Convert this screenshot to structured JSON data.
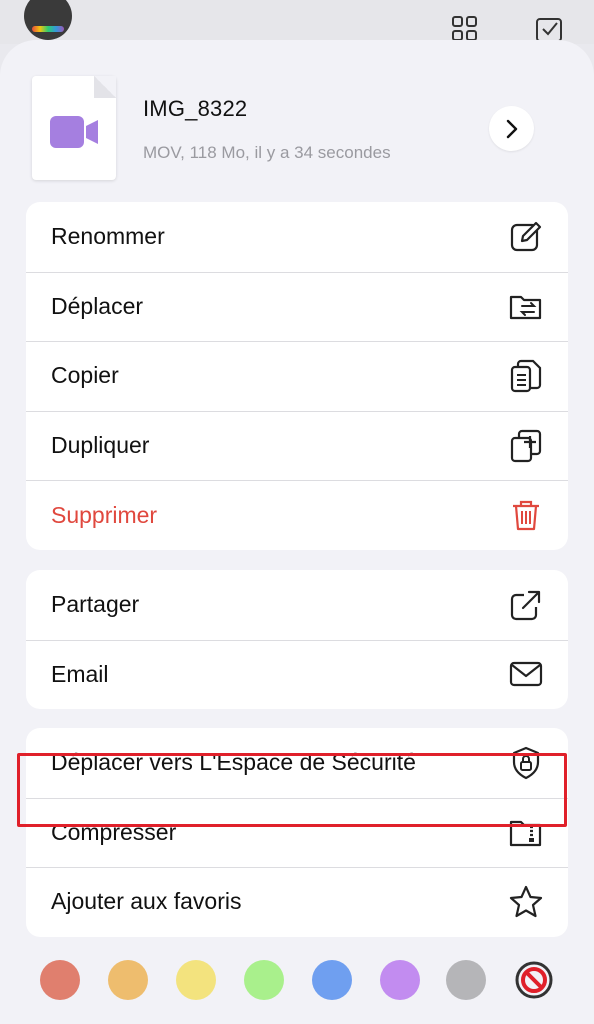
{
  "file": {
    "name": "IMG_8322",
    "meta": "MOV, 118 Mo, il y a 34 secondes"
  },
  "actions_group1": [
    {
      "label": "Renommer",
      "icon": "edit-icon"
    },
    {
      "label": "Déplacer",
      "icon": "folder-move-icon"
    },
    {
      "label": "Copier",
      "icon": "copy-icon"
    },
    {
      "label": "Dupliquer",
      "icon": "duplicate-icon"
    },
    {
      "label": "Supprimer",
      "icon": "trash-icon"
    }
  ],
  "actions_group2": [
    {
      "label": "Partager",
      "icon": "share-icon"
    },
    {
      "label": "Email",
      "icon": "envelope-icon"
    }
  ],
  "actions_group3": [
    {
      "label": "Déplacer vers L'Espace de Sécurité",
      "icon": "shield-lock-icon"
    },
    {
      "label": "Compresser",
      "icon": "zip-folder-icon"
    },
    {
      "label": "Ajouter aux favoris",
      "icon": "star-icon"
    }
  ],
  "colors": {
    "accent_danger": "#e0483e",
    "highlight": "#e0202a",
    "video_icon": "#a57fe0",
    "tags": [
      "#e07f6e",
      "#eebd6e",
      "#f3e37e",
      "#a9f08c",
      "#6f9ff0",
      "#c28cf0",
      "#b5b5b8"
    ]
  }
}
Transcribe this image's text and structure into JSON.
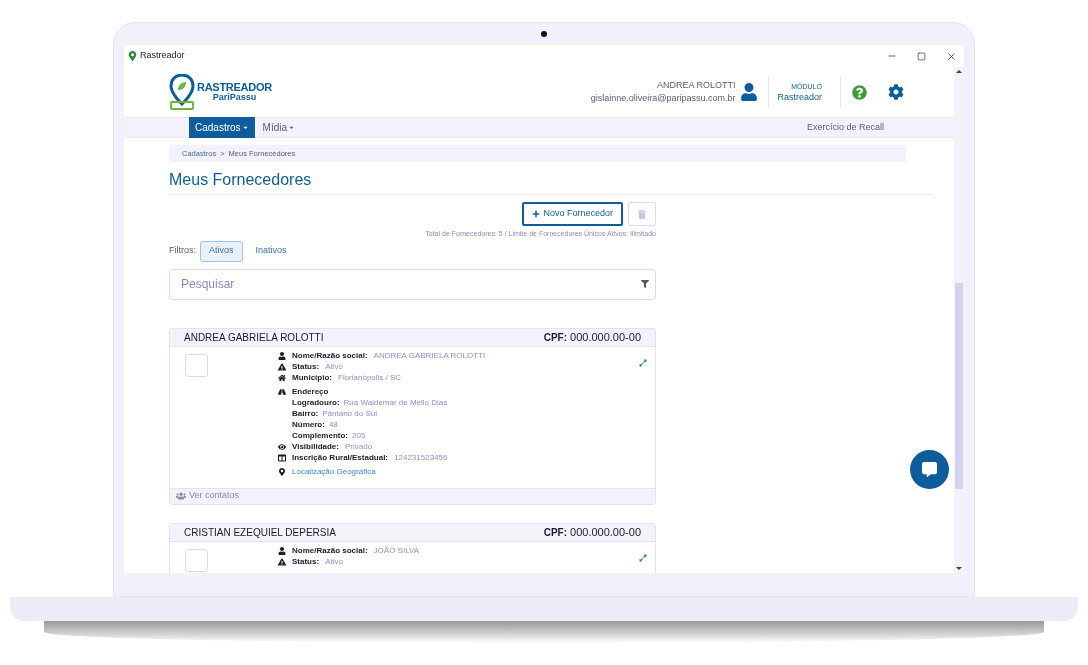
{
  "window": {
    "title": "Rastreador"
  },
  "header": {
    "logo_title": "RASTREADOR",
    "logo_subtitle": "PariPassu",
    "user_name": "ANDREA ROLOTTI",
    "user_email": "gislainne.oliveira@paripassu.com.br",
    "module_label": "MÓDULO",
    "module_name": "Rastreador"
  },
  "nav": {
    "items": [
      {
        "label": "Cadastros",
        "selected": true
      },
      {
        "label": "Mídia",
        "selected": false
      }
    ],
    "right_link": "Exercício de Recall"
  },
  "breadcrumb": [
    "Cadastros",
    "Meus Fornecedores"
  ],
  "breadcrumb_separator": ">",
  "page_title": "Meus Fornecedores",
  "new_button": "Novo Fornecedor",
  "totals": "Total de Fornecedores: 5 / Limite de Fornecedores Únicos Ativos: Ilimitado",
  "filters_label": "Filtros:",
  "filters": [
    {
      "label": "Ativos",
      "selected": true
    },
    {
      "label": "Inativos",
      "selected": false
    }
  ],
  "search": {
    "placeholder": "Pesquisar"
  },
  "cards": [
    {
      "name": "ANDREA GABRIELA ROLOTTI",
      "cpf_label": "CPF:",
      "cpf": "000.000.00-00",
      "footer": "Ver contatos",
      "fields": [
        {
          "kind": "field",
          "label": "Nome/Razão social:",
          "value": "ANDREA GABRIELA ROLOTTI"
        },
        {
          "kind": "field",
          "label": "Status:",
          "value": "Ativo"
        },
        {
          "kind": "field",
          "label": "Município:",
          "value": "Florianópolis / SC"
        },
        {
          "kind": "heading",
          "label": "Endereço"
        },
        {
          "kind": "subfield",
          "label": "Logradouro:",
          "value": "Rua Waldemar de Mello Dias"
        },
        {
          "kind": "subfield",
          "label": "Bairro:",
          "value": "Pântano do Sul"
        },
        {
          "kind": "subfield",
          "label": "Número:",
          "value": "48"
        },
        {
          "kind": "subfield",
          "label": "Complemento:",
          "value": "205"
        },
        {
          "kind": "field",
          "label": "Visibilidade:",
          "value": "Privado"
        },
        {
          "kind": "field",
          "label": "Inscrição Rural/Estadual:",
          "value": "124231523456"
        },
        {
          "kind": "link",
          "label": "Localização Geográfica"
        }
      ]
    },
    {
      "name": "CRISTIAN EZEQUIEL DEPERSIA",
      "cpf_label": "CPF:",
      "cpf": "000.000.00-00",
      "fields": [
        {
          "kind": "field",
          "label": "Nome/Razão social:",
          "value": "JOÃO SILVA"
        },
        {
          "kind": "field",
          "label": "Status:",
          "value": "Ativo"
        }
      ]
    }
  ]
}
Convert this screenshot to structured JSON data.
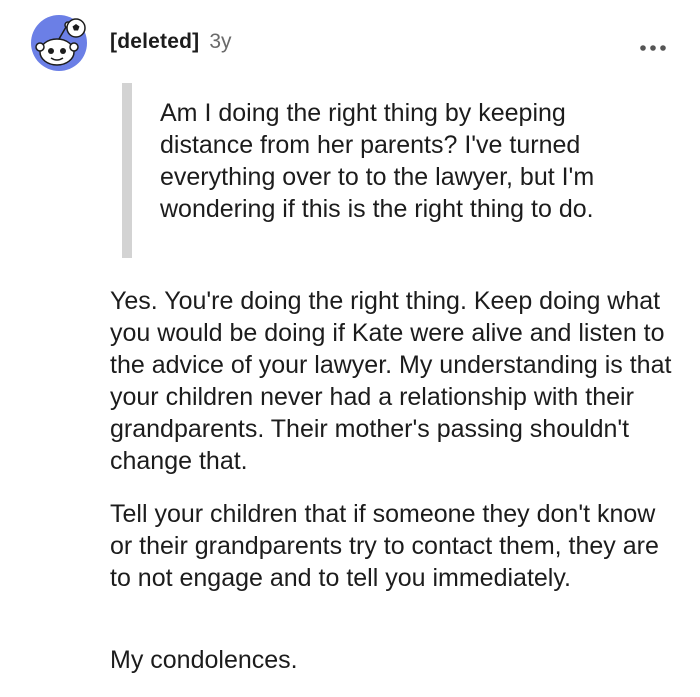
{
  "comment": {
    "author": "[deleted]",
    "age": "3y",
    "quote": "Am I doing the right thing by keeping distance from her parents? I've turned everything over to to the lawyer, but I'm wondering if this is the right thing to do.",
    "paragraphs": [
      "Yes. You're doing the right thing. Keep doing what you would be doing if Kate were alive and listen to the advice of your lawyer. My understanding is that your children never had a relationship with their grandparents. Their mother's passing shouldn't change that.",
      "Tell your children that if someone they don't know or their grandparents try to contact them, they are to not engage and to tell you immediately.",
      "My condolences."
    ]
  },
  "icons": {
    "avatar": "reddit-snoo-avatar-icon",
    "more": "more-options-icon"
  },
  "colors": {
    "avatar_bg": "#6b7fe6",
    "quote_bar": "#d3d3d3",
    "text": "#1c1c1c",
    "meta": "#6a6a6a"
  }
}
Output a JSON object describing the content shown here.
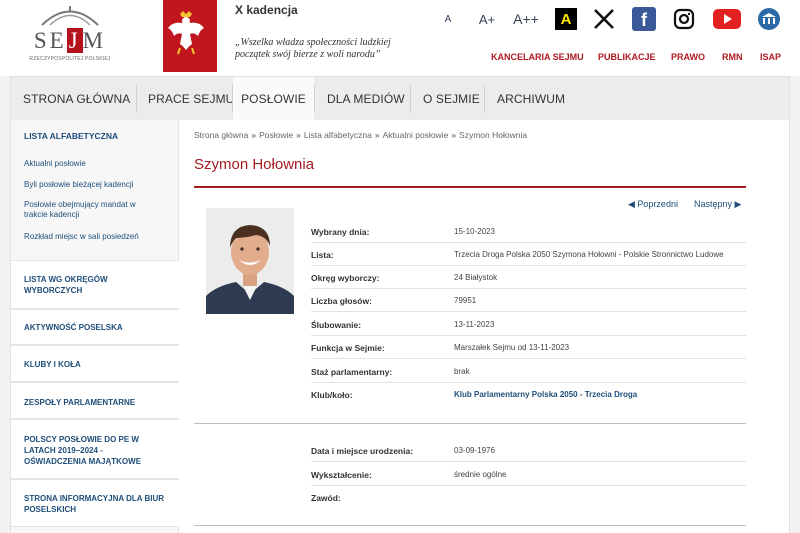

■ ■ ■ ■ ■ ■ ■

Print the complete listing exactly as it stands, without its pictures.

RIGHT ANSWER:
Convert this screenshot to structured JSON data.
{
  "file": {
    "name": "IMG_8322",
    "meta": "MOV, 118 Mo, il y a 34 secondes"
  },
  "actions_group1": [
    {
      "label": "Renommer",
      "icon": "edit-icon"
    },
    {
      "label": "Déplacer",
      "icon": "folder-move-icon"
    },
    {
      "label": "Copier",
      "icon": "copy-icon"
    },
    {
      "label": "Dupliquer",
      "icon": "duplicate-icon"
    },
    {
      "label": "Supprimer",
      "icon": "trash-icon"
    }
  ],
  "actions_group2": [
    {
      "label": "Partager",
      "icon": "share-icon"
    },
    {
      "label": "Email",
      "icon": "envelope-icon"
    }
  ],
  "actions_group3": [
    {
      "label": "Déplacer vers L'Espace de Sécurité",
      "icon": "shield-lock-icon"
    },
    {
      "label": "Compresser",
      "icon": "zip-folder-icon"
    },
    {
      "label": "Ajouter aux favoris",
      "icon": "star-icon"
    }
  ],
  "colors": {
    "accent_danger": "#e0483e",
    "highlight": "#e0202a",
    "video_icon": "#a57fe0",
    "tags": [
      "#e07f6e",
      "#eebd6e",
      "#f3e37e",
      "#a9f08c",
      "#6f9ff0",
      "#c28cf0",
      "#b5b5b8"
    ]
  }
}
Transcribe this image's text and structure into JSON.
{
  "window": {
    "title": "Rastreador"
  },
  "header": {
    "logo_title": "RASTREADOR",
    "logo_subtitle": "PariPassu",
    "user_name": "ANDREA ROLOTTI",
    "user_email": "gislainne.oliveira@paripassu.com.br",
    "module_label": "MÓDULO",
    "module_name": "Rastreador"
  },
  "nav": {
    "items": [
      {
        "label": "Cadastros",
        "selected": true
      },
      {
        "label": "Mídia",
        "selected": false
      }
    ],
    "right_link": "Exercício de Recall"
  },
  "breadcrumb": [
    "Cadastros",
    "Meus Fornecedores"
  ],
  "breadcrumb_separator": ">",
  "page_title": "Meus Fornecedores",
  "new_button": "Novo Fornecedor",
  "totals": "Total de Fornecedores: 5 / Limite de Fornecedores Únicos Ativos: Ilimitado",
  "filters_label": "Filtros:",
  "filters": [
    {
      "label": "Ativos",
      "selected": true
    },
    {
      "label": "Inativos",
      "selected": false
    }
  ],
  "search": {
    "placeholder": "Pesquisar"
  },
  "cards": [
    {
      "name": "ANDREA GABRIELA ROLOTTI",
      "cpf_label": "CPF:",
      "cpf": "000.000.00-00",
      "footer": "Ver contatos",
      "fields": [
        {
          "kind": "field",
          "label": "Nome/Razão social:",
          "value": "ANDREA GABRIELA ROLOTTI"
        },
        {
          "kind": "field",
          "label": "Status:",
          "value": "Ativo"
        },
        {
          "kind": "field",
          "label": "Município:",
          "value": "Florianópolis / SC"
        },
        {
          "kind": "heading",
          "label": "Endereço"
        },
        {
          "kind": "subfield",
          "label": "Logradouro:",
          "value": "Rua Waldemar de Mello Dias"
        },
        {
          "kind": "subfield",
          "label": "Bairro:",
          "value": "Pântano do Sul"
        },
        {
          "kind": "subfield",
          "label": "Número:",
          "value": "48"
        },
        {
          "kind": "subfield",
          "label": "Complemento:",
          "value": "205"
        },
        {
          "kind": "field",
          "label": "Visibilidade:",
          "value": "Privado"
        },
        {
          "kind": "field",
          "label": "Inscrição Rural/Estadual:",
          "value": "124231523456"
        },
        {
          "kind": "link",
          "label": "Localização Geográfica"
        }
      ]
    },
    {
      "name": "CRISTIAN EZEQUIEL DEPERSIA",
      "cpf_label": "CPF:",
      "cpf": "000.000.00-00",
      "fields": [
        {
          "kind": "field",
          "label": "Nome/Razão social:",
          "value": "JOÃO SILVA"
        },
        {
          "kind": "field",
          "label": "Status:",
          "value": "Ativo"
        }
      ]
    }
  ]
}
Convert this screenshot to structured JSON data.
{
  "comment": {
    "author": "[deleted]",
    "age": "3y",
    "quote": "Am I doing the right thing by keeping distance from her parents? I've turned everything over to to the lawyer, but I'm wondering if this is the right thing to do.",
    "paragraphs": [
      "Yes. You're doing the right thing. Keep doing what you would be doing if Kate were alive and listen to the advice of your lawyer. My understanding is that your children never had a relationship with their grandparents. Their mother's passing shouldn't change that.",
      "Tell your children that if someone they don't know or their grandparents try to contact them, they are to not engage and to tell you immediately.",
      "My condolences."
    ]
  },
  "icons": {
    "avatar": "reddit-snoo-avatar-icon",
    "more": "more-options-icon"
  },
  "colors": {
    "avatar_bg": "#6b7fe6",
    "quote_bar": "#d3d3d3",
    "text": "#1c1c1c",
    "meta": "#6a6a6a"
  }
}
Output a JSON object describing the content shown here.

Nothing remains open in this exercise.